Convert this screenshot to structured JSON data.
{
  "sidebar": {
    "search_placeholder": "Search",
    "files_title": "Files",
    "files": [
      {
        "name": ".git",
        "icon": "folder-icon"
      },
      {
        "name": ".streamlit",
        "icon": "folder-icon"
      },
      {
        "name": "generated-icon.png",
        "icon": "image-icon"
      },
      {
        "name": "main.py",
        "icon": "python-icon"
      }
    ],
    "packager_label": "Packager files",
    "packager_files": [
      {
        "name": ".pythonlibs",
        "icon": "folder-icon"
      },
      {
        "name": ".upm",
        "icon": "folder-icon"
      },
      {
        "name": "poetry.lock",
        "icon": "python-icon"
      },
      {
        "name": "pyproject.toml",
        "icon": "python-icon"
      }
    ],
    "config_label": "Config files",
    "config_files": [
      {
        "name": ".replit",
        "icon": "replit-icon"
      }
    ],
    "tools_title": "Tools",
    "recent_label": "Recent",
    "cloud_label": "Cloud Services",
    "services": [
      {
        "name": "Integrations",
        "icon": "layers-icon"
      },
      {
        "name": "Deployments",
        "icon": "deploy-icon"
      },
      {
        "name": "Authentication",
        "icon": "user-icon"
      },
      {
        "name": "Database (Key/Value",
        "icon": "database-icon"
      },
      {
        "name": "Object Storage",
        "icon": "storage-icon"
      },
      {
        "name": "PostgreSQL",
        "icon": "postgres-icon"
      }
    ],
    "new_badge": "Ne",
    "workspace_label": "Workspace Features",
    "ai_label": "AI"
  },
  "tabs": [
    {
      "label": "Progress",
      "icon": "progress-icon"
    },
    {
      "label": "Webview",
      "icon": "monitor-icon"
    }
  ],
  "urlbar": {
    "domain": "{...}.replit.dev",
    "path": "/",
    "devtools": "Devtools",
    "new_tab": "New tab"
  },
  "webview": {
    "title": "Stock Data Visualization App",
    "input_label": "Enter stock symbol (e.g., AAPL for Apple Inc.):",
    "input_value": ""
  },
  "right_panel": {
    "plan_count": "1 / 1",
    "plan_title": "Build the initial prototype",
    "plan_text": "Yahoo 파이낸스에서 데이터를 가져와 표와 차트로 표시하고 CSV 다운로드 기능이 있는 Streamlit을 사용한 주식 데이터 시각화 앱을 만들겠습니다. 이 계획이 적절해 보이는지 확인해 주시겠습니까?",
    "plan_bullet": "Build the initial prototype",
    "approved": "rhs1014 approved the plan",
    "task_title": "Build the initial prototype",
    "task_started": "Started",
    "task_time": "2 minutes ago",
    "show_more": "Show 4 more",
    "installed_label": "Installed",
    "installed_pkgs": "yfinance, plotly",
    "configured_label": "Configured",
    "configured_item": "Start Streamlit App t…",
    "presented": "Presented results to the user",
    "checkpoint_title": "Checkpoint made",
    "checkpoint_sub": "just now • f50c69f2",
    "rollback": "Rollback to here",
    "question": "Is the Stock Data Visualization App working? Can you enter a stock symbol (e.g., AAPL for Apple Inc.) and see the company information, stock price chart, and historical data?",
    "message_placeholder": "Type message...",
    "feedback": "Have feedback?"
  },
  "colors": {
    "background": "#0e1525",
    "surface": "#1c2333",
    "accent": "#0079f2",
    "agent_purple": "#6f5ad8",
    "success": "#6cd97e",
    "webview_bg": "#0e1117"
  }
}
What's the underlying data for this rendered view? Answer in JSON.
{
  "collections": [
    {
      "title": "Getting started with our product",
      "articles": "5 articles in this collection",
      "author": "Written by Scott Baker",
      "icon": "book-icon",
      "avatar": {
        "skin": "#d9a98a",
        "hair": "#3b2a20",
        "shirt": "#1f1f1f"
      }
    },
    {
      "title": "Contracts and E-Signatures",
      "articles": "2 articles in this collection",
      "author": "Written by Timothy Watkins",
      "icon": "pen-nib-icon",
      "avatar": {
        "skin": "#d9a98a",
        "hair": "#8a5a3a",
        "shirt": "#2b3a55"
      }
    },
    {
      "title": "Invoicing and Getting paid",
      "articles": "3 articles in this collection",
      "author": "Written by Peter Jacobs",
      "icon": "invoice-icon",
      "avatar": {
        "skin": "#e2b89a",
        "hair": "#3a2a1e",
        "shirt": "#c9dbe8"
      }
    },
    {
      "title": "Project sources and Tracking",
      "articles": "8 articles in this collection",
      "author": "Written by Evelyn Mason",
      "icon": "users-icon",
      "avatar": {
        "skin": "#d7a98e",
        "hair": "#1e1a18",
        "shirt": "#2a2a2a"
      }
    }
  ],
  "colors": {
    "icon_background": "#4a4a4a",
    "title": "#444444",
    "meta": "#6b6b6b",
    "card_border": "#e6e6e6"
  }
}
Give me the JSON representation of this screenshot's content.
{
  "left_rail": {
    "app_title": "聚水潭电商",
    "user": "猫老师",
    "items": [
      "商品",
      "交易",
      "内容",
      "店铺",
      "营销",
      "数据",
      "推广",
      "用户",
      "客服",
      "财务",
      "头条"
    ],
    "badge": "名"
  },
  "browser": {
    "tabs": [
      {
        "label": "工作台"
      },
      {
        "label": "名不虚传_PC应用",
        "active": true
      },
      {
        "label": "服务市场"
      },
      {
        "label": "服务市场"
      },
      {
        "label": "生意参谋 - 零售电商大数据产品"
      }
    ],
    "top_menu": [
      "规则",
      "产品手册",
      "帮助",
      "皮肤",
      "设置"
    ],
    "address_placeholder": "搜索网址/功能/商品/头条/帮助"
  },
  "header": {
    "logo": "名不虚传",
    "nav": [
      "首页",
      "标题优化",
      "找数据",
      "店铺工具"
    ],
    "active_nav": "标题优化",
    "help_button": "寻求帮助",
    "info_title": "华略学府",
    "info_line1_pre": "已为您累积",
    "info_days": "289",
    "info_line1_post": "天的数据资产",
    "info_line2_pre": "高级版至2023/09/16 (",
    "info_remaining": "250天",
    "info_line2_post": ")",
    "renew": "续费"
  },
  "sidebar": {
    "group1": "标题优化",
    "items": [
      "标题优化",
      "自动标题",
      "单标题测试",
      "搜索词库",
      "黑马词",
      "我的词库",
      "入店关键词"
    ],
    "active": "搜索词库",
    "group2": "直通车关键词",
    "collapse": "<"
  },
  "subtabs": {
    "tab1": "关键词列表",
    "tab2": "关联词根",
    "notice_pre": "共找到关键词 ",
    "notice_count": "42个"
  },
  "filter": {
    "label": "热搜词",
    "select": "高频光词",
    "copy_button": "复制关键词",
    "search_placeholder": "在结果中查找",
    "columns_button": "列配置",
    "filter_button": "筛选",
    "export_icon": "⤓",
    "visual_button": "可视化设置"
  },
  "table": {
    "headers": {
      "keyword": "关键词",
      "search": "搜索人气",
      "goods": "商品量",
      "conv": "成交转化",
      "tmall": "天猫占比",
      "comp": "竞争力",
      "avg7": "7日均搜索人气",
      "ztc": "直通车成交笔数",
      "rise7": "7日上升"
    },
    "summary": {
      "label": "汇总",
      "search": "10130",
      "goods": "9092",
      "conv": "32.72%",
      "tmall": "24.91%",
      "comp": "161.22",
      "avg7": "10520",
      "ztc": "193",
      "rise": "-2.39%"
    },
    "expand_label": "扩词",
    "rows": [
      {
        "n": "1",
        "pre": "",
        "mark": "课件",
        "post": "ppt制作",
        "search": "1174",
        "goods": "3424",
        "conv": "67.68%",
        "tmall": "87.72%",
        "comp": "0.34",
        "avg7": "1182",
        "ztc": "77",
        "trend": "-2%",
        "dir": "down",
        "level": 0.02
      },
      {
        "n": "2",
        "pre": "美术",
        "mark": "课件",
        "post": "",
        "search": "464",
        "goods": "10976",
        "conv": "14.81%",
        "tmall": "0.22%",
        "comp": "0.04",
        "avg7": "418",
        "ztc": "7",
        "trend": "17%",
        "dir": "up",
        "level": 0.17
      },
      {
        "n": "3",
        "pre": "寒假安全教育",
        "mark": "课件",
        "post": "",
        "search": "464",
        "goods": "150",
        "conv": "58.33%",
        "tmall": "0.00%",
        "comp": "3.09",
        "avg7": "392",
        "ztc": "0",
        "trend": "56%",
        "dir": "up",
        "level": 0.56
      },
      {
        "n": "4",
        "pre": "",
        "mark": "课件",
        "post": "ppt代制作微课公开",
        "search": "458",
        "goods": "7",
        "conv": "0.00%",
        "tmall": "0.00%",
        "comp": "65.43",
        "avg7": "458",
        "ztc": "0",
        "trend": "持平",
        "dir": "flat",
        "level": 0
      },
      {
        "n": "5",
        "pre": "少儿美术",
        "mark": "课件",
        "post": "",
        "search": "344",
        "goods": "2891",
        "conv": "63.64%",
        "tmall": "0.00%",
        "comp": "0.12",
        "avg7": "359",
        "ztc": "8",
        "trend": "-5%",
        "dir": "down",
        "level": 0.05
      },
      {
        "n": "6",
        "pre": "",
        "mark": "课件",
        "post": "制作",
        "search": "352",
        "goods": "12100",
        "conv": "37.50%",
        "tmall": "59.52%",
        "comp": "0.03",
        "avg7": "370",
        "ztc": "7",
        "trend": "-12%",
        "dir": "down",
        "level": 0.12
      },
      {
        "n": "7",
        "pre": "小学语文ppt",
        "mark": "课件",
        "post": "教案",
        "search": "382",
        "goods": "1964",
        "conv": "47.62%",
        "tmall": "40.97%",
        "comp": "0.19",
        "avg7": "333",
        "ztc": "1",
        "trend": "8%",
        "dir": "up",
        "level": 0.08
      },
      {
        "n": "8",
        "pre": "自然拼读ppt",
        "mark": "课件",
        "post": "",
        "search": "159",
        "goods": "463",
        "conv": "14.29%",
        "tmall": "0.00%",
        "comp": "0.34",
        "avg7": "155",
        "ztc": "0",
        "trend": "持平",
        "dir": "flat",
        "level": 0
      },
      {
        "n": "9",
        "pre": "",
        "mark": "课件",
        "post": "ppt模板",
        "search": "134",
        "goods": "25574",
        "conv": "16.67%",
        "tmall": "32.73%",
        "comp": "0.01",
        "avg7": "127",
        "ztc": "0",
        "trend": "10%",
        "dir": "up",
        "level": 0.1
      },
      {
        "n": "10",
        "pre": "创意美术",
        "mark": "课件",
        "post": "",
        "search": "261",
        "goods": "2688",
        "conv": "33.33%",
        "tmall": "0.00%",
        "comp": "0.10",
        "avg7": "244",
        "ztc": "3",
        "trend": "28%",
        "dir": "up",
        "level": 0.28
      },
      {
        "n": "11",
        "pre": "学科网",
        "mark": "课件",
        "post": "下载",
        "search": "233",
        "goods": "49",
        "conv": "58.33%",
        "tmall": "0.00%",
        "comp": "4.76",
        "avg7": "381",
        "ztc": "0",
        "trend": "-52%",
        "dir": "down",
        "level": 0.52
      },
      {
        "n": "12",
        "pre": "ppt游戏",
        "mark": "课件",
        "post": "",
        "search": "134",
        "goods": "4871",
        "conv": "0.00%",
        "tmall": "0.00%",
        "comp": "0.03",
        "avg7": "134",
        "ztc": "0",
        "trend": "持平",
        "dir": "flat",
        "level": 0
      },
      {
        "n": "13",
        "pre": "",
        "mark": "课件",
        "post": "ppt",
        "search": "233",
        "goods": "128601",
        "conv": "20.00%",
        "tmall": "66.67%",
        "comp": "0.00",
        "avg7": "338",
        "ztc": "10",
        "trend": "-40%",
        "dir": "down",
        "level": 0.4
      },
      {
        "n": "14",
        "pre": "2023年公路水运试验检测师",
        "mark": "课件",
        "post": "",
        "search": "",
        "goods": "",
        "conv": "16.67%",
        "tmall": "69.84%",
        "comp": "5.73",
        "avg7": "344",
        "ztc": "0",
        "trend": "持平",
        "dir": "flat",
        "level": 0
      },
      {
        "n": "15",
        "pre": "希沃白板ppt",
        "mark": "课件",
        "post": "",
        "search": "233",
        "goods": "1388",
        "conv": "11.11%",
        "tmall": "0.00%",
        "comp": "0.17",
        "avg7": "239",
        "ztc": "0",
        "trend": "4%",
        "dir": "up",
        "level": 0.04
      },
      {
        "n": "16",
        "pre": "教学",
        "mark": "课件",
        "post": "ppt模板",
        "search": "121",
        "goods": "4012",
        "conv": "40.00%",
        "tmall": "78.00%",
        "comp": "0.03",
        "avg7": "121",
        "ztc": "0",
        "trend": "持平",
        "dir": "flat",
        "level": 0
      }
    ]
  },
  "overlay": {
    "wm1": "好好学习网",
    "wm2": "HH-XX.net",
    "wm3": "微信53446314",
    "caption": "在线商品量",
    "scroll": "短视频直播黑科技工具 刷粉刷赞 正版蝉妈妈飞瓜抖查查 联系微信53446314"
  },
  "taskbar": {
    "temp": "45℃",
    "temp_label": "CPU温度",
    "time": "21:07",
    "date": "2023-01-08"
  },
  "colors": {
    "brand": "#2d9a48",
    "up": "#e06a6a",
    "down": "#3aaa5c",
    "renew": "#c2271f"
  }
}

------------------------------------

## TASK TO CARRY OUT:
Copy every line of the listing that includes the string "Build".

## EXPECTED ANSWER:
    "plan_title": "Build the initial prototype",
    "plan_bullet": "Build the initial prototype",
    "task_title": "Build the initial prototype",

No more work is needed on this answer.